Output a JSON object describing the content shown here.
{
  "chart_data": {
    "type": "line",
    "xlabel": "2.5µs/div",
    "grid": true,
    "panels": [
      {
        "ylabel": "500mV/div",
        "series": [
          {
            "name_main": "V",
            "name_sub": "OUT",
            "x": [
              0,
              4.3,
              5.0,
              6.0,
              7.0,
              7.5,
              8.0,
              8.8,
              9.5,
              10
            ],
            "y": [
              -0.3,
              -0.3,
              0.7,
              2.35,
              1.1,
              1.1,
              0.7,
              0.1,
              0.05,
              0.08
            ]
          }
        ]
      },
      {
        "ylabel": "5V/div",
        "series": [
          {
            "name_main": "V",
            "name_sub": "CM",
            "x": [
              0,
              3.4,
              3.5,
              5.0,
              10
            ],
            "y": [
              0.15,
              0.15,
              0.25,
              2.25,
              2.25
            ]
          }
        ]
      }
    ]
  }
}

◆ What needs to be done:
The records above need to be transcribed in full. Keep every character unchanged.

◆ Output below:
Output a JSON object describing the content shown here.
{
  "chart_data": {
    "type": "line",
    "xlabel": "2.5µs/div",
    "grid": true,
    "panels": [
      {
        "ylabel": "500mV/div",
        "series": [
          {
            "name_main": "V",
            "name_sub": "OUT",
            "x": [
              0,
              4.3,
              5.0,
              6.0,
              7.0,
              7.5,
              8.0,
              8.8,
              9.5,
              10
            ],
            "y": [
              -0.3,
              -0.3,
              0.7,
              2.35,
              1.1,
              1.1,
              0.7,
              0.1,
              0.05,
              0.08
            ]
          }
        ]
      },
      {
        "ylabel": "5V/div",
        "series": [
          {
            "name_main": "V",
            "name_sub": "CM",
            "x": [
              0,
              3.4,
              3.5,
              5.0,
              10
            ],
            "y": [
              0.15,
              0.15,
              0.25,
              2.25,
              2.25
            ]
          }
        ]
      }
    ]
  }
}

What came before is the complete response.